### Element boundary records
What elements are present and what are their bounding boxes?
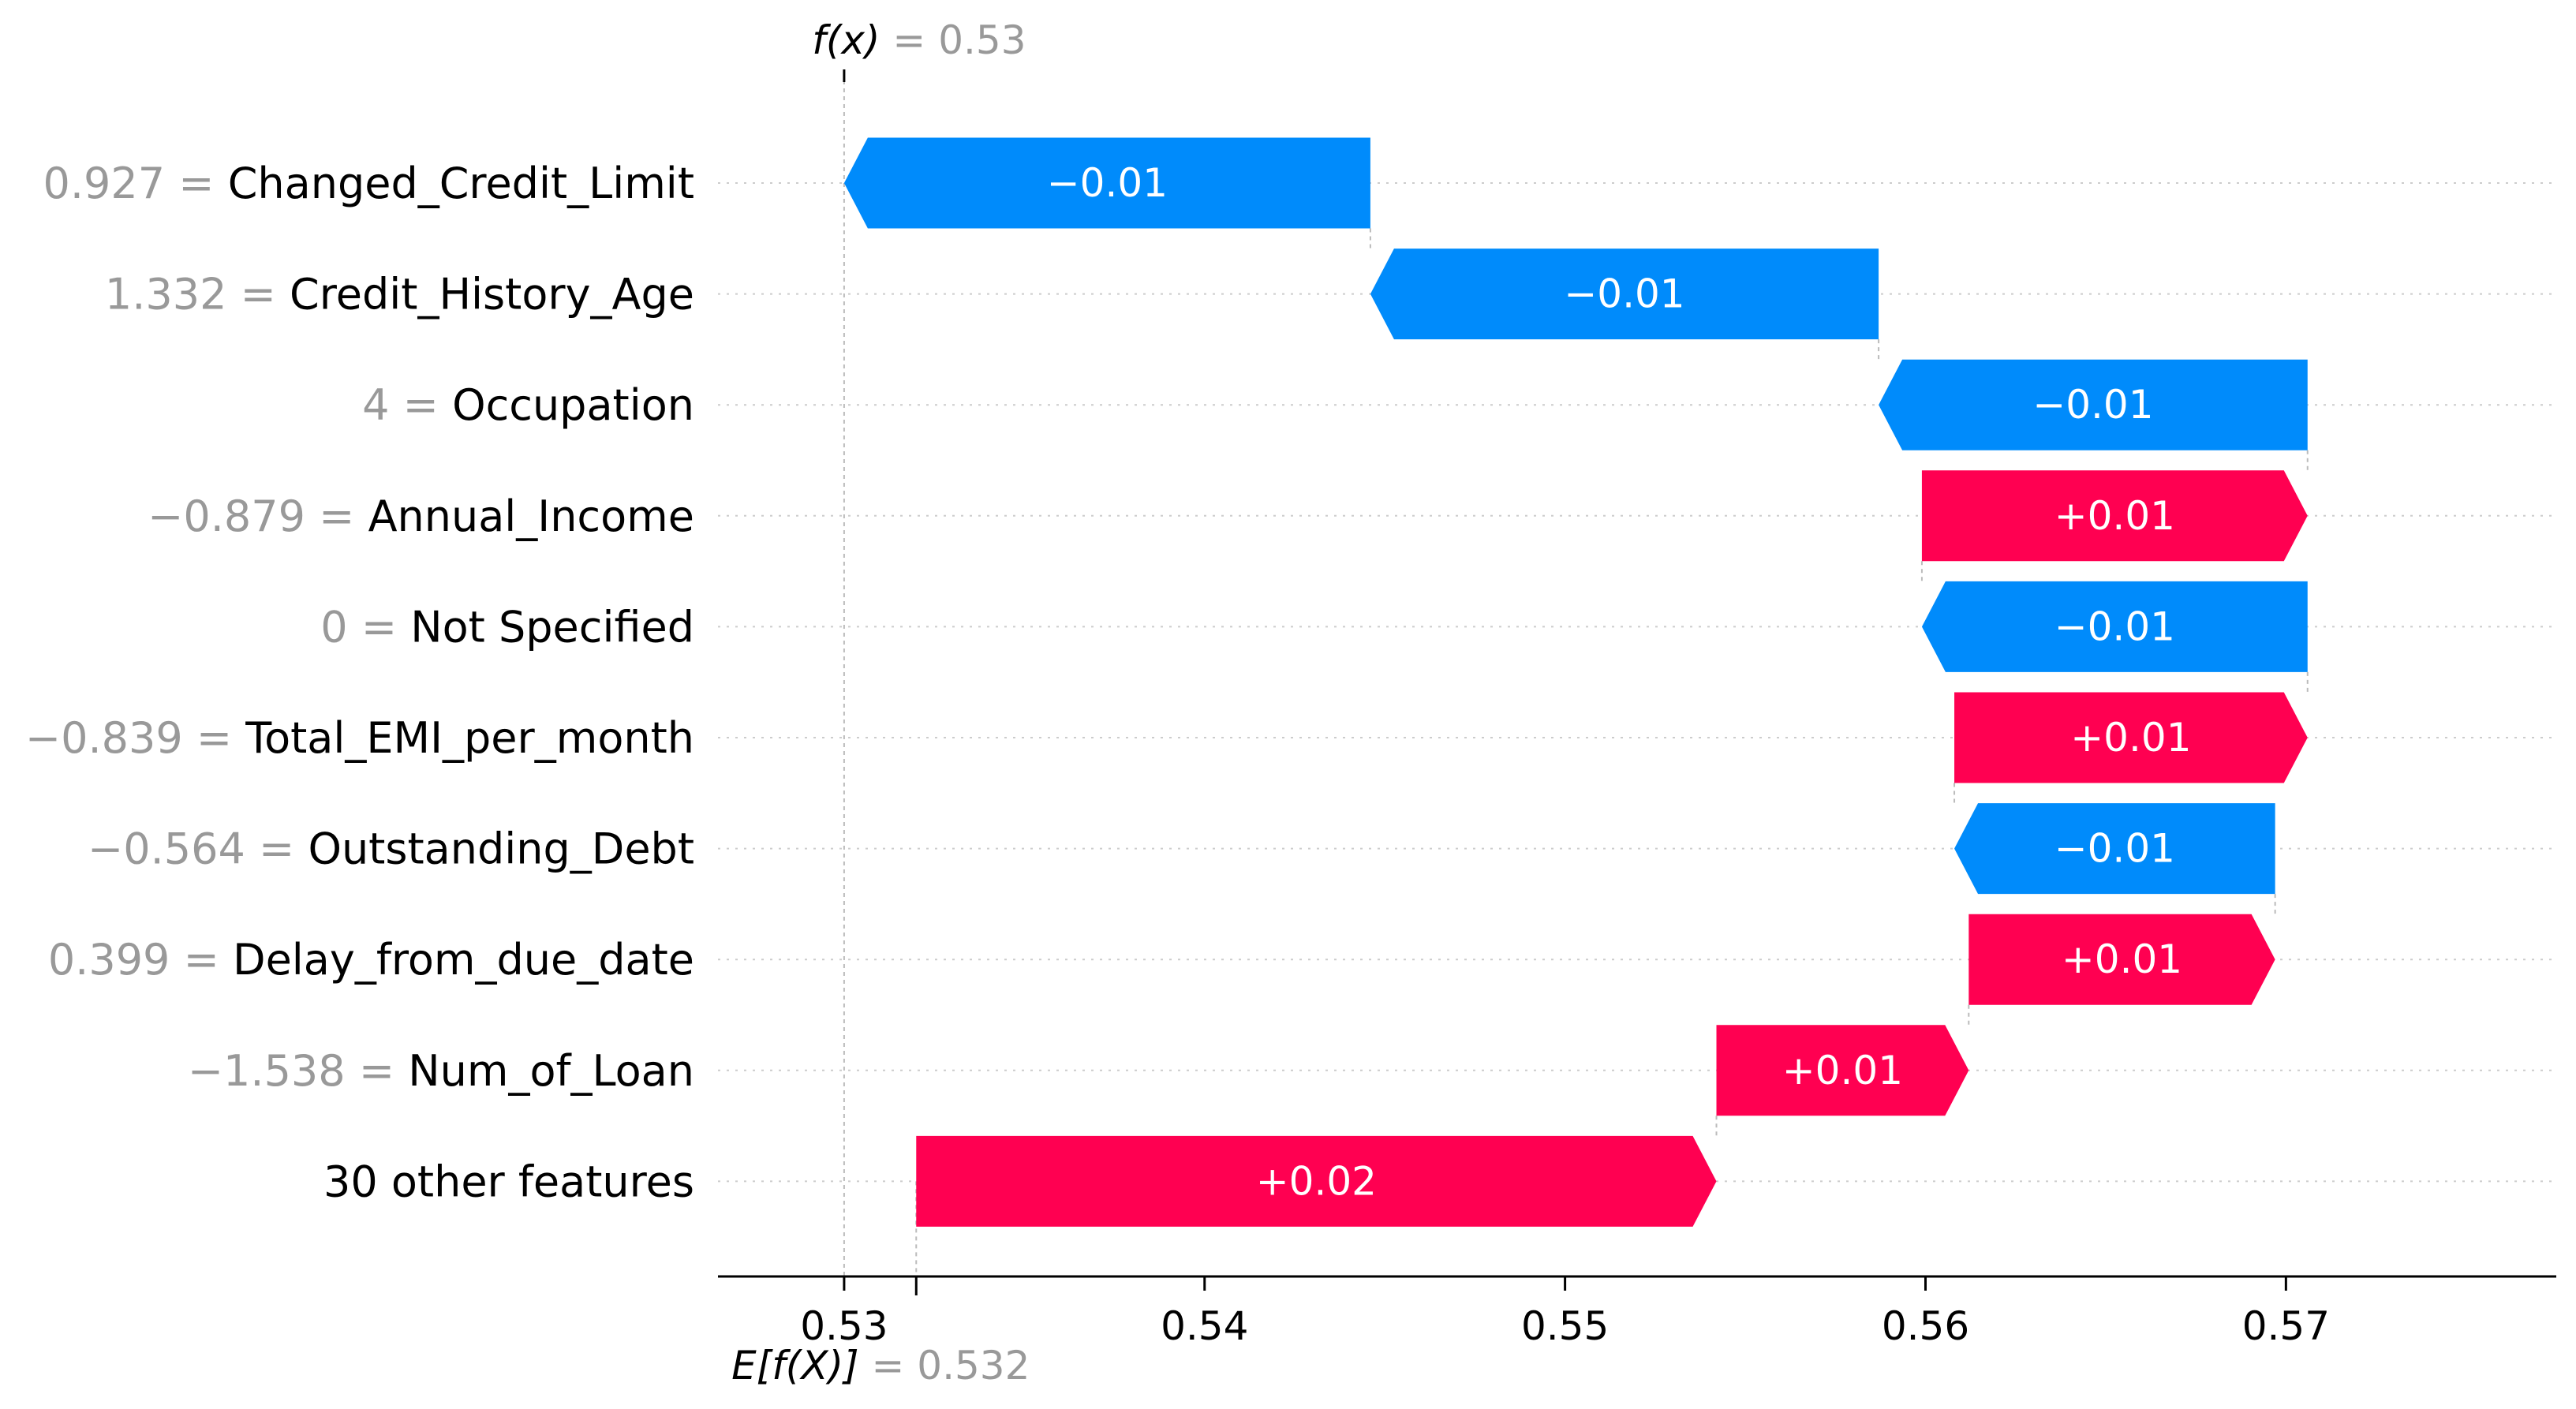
shap-bar (916, 1135, 1717, 1227)
feature-label: 0.927 = Changed_Credit_Limit (43, 159, 694, 208)
bar-value-label: +0.01 (2062, 936, 2182, 982)
feature-name: Occupation (452, 380, 694, 430)
feature-label: −0.879 = Annual_Income (148, 491, 694, 541)
expected-value-annotation: E[f(X)] = 0.532 (731, 1343, 1030, 1388)
shap-bar (1921, 470, 2308, 562)
feature-name: Outstanding_Debt (308, 824, 694, 874)
feature-name: Credit_History_Age (290, 270, 694, 320)
feature-name: Annual_Income (368, 491, 694, 541)
shap-bar (1954, 692, 2308, 783)
feature-value: −0.564 = (88, 824, 308, 874)
bar-value-label: +0.01 (1782, 1048, 1903, 1093)
bar-value-label: −0.01 (1564, 271, 1684, 317)
feature-name: Not Specified (410, 602, 694, 652)
feature-labels: 0.927 = Changed_Credit_Limit 1.332 = Cred… (25, 159, 694, 1206)
feature-name: Num_of_Loan (408, 1046, 694, 1096)
feature-value: 0.399 = (48, 935, 233, 985)
bar-value-label: +0.01 (2070, 715, 2191, 761)
feature-label: −0.839 = Total_EMI_per_month (25, 713, 694, 763)
x-tick-label: 0.54 (1161, 1303, 1248, 1349)
shap-bar (1968, 914, 2275, 1005)
bar-value-label: +0.02 (1256, 1158, 1377, 1204)
bar-value-label: −0.01 (1047, 160, 1168, 206)
x-tick-label: 0.57 (2242, 1303, 2330, 1349)
shap-bar (1370, 249, 1879, 340)
shap-bar (843, 137, 1370, 229)
shap-bar (1921, 581, 2308, 672)
feature-label: 0 = Not Specified (320, 602, 694, 652)
bar-value-label: +0.01 (2054, 493, 2175, 539)
expected-value-label: E[f(X)] (731, 1343, 858, 1388)
fx-label: f(x) (812, 17, 880, 63)
feature-name: 30 other features (323, 1157, 694, 1206)
expected-value-value: 0.532 (917, 1343, 1030, 1388)
x-tick-label: 0.55 (1521, 1303, 1609, 1349)
feature-label: 1.332 = Credit_History_Age (105, 270, 694, 320)
feature-value: 0 = (320, 602, 410, 652)
bar-value-label: −0.01 (2032, 382, 2153, 428)
feature-label: −1.538 = Num_of_Loan (188, 1046, 694, 1096)
feature-label: 30 other features (323, 1157, 694, 1206)
feature-name: Total_EMI_per_month (245, 713, 694, 763)
fx-equals: = (880, 17, 939, 63)
shap-bar (1716, 1025, 1969, 1116)
shap-bar (1879, 359, 2308, 450)
feature-label: 0.399 = Delay_from_due_date (48, 935, 694, 985)
fx-annotation: f(x) = 0.53 (812, 17, 1026, 63)
feature-value: 4 = (362, 380, 452, 430)
feature-value: −0.879 = (148, 491, 368, 541)
feature-label: 4 = Occupation (362, 380, 694, 430)
bar-value-label: −0.01 (2054, 604, 2175, 649)
expected-value-equals: = (859, 1343, 918, 1388)
feature-name: Changed_Credit_Limit (228, 159, 694, 208)
x-tick-label: 0.56 (1882, 1303, 1969, 1349)
feature-value: 1.332 = (105, 270, 290, 320)
shap-bar (1954, 803, 2275, 895)
x-tick-label: 0.53 (800, 1303, 888, 1349)
feature-value: −1.538 = (188, 1046, 408, 1096)
bar-value-label: −0.01 (2054, 826, 2175, 872)
feature-value: −0.839 = (25, 713, 245, 763)
bars: −0.01 −0.01 −0.01 +0.01 −0.01 +0.01 −0.01 +0.01… (843, 137, 2308, 1227)
fx-value: 0.53 (938, 17, 1026, 63)
feature-value: 0.927 = (43, 159, 228, 208)
feature-name: Delay_from_due_date (233, 935, 694, 985)
feature-label: −0.564 = Outstanding_Debt (88, 824, 694, 874)
x-axis: 0.53 0.54 0.55 0.56 0.57 (718, 1275, 2556, 1349)
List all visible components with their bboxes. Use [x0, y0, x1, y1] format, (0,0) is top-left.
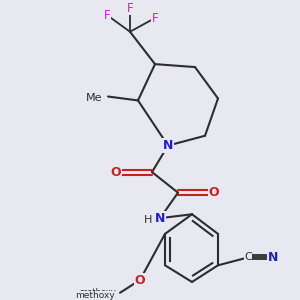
Text: O: O: [209, 186, 219, 199]
Text: O: O: [135, 274, 145, 286]
Text: N: N: [268, 251, 278, 264]
Text: methoxy: methoxy: [75, 291, 115, 300]
Text: N: N: [163, 139, 173, 152]
Text: C: C: [244, 252, 252, 262]
Text: Me: Me: [85, 94, 102, 103]
Text: F: F: [152, 11, 158, 25]
Text: N: N: [155, 212, 165, 225]
Text: H: H: [144, 215, 152, 225]
Text: F: F: [127, 2, 133, 15]
Text: O: O: [111, 166, 121, 178]
Text: F: F: [104, 9, 110, 22]
Text: methoxy: methoxy: [79, 288, 116, 297]
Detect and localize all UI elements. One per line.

### What to produce
Retype the entire listing above line for line, leaving out the pictures.

### Solution
What elements are present and what are their bounding boxes?
shap-bar (916, 1135, 1717, 1227)
feature-label: 0.927 = Changed_Credit_Limit (43, 159, 694, 208)
bar-value-label: +0.01 (2062, 936, 2182, 982)
feature-name: Occupation (452, 380, 694, 430)
feature-label: −0.879 = Annual_Income (148, 491, 694, 541)
expected-value-annotation: E[f(X)] = 0.532 (731, 1343, 1030, 1388)
shap-bar (1921, 470, 2308, 562)
feature-name: Outstanding_Debt (308, 824, 694, 874)
feature-name: Credit_History_Age (290, 270, 694, 320)
feature-name: Annual_Income (368, 491, 694, 541)
shap-bar (1954, 692, 2308, 783)
feature-value: −0.564 = (88, 824, 308, 874)
bar-value-label: +0.01 (1782, 1048, 1903, 1093)
bar-value-label: −0.01 (1564, 271, 1684, 317)
feature-name: Not Specified (410, 602, 694, 652)
feature-labels: 0.927 = Changed_Credit_Limit 1.332 = Cred… (25, 159, 694, 1206)
feature-name: Num_of_Loan (408, 1046, 694, 1096)
feature-value: 0.399 = (48, 935, 233, 985)
bar-value-label: +0.01 (2070, 715, 2191, 761)
feature-label: −0.839 = Total_EMI_per_month (25, 713, 694, 763)
x-tick-label: 0.54 (1161, 1303, 1248, 1349)
shap-bar (1968, 914, 2275, 1005)
bar-value-label: +0.02 (1256, 1158, 1377, 1204)
bar-value-label: −0.01 (1047, 160, 1168, 206)
x-tick-label: 0.57 (2242, 1303, 2330, 1349)
shap-bar (1370, 249, 1879, 340)
shap-bar (843, 137, 1370, 229)
shap-bar (1921, 581, 2308, 672)
feature-label: 0 = Not Specified (320, 602, 694, 652)
bar-value-label: +0.01 (2054, 493, 2175, 539)
expected-value-label: E[f(X)] (731, 1343, 858, 1388)
fx-label: f(x) (812, 17, 880, 63)
feature-name: 30 other features (323, 1157, 694, 1206)
expected-value-value: 0.532 (917, 1343, 1030, 1388)
x-tick-label: 0.55 (1521, 1303, 1609, 1349)
feature-label: 1.332 = Credit_History_Age (105, 270, 694, 320)
feature-value: 0 = (320, 602, 410, 652)
bar-value-label: −0.01 (2032, 382, 2153, 428)
feature-label: −1.538 = Num_of_Loan (188, 1046, 694, 1096)
feature-label: 30 other features (323, 1157, 694, 1206)
feature-name: Total_EMI_per_month (245, 713, 694, 763)
fx-equals: = (880, 17, 939, 63)
shap-bar (1716, 1025, 1969, 1116)
shap-bar (1879, 359, 2308, 450)
feature-label: 0.399 = Delay_from_due_date (48, 935, 694, 985)
fx-annotation: f(x) = 0.53 (812, 17, 1026, 63)
feature-value: 4 = (362, 380, 452, 430)
feature-value: −0.879 = (148, 491, 368, 541)
feature-label: 4 = Occupation (362, 380, 694, 430)
bar-value-label: −0.01 (2054, 604, 2175, 649)
expected-value-equals: = (859, 1343, 918, 1388)
feature-name: Changed_Credit_Limit (228, 159, 694, 208)
x-tick-label: 0.56 (1882, 1303, 1969, 1349)
feature-value: 1.332 = (105, 270, 290, 320)
shap-bar (1954, 803, 2275, 895)
x-tick-label: 0.53 (800, 1303, 888, 1349)
feature-value: −1.538 = (188, 1046, 408, 1096)
bar-value-label: −0.01 (2054, 826, 2175, 872)
feature-value: −0.839 = (25, 713, 245, 763)
bars: −0.01 −0.01 −0.01 +0.01 −0.01 +0.01 −0.01 +0.01… (843, 137, 2308, 1227)
fx-value: 0.53 (938, 17, 1026, 63)
feature-value: 0.927 = (43, 159, 228, 208)
feature-name: Delay_from_due_date (233, 935, 694, 985)
feature-label: −0.564 = Outstanding_Debt (88, 824, 694, 874)
x-axis: 0.53 0.54 0.55 0.56 0.57 (718, 1275, 2556, 1349)
List all visible components with their bboxes. Use [x0, y0, x1, y1] format, (0,0) is top-left.
Text: O: O: [209, 186, 219, 199]
Text: O: O: [135, 274, 145, 286]
Text: N: N: [268, 251, 278, 264]
Text: methoxy: methoxy: [75, 291, 115, 300]
Text: N: N: [163, 139, 173, 152]
Text: C: C: [244, 252, 252, 262]
Text: Me: Me: [85, 94, 102, 103]
Text: F: F: [152, 11, 158, 25]
Text: N: N: [155, 212, 165, 225]
Text: H: H: [144, 215, 152, 225]
Text: F: F: [127, 2, 133, 15]
Text: O: O: [111, 166, 121, 178]
Text: F: F: [104, 9, 110, 22]
Text: methoxy: methoxy: [79, 288, 116, 297]
Detect and localize all UI elements. One per line.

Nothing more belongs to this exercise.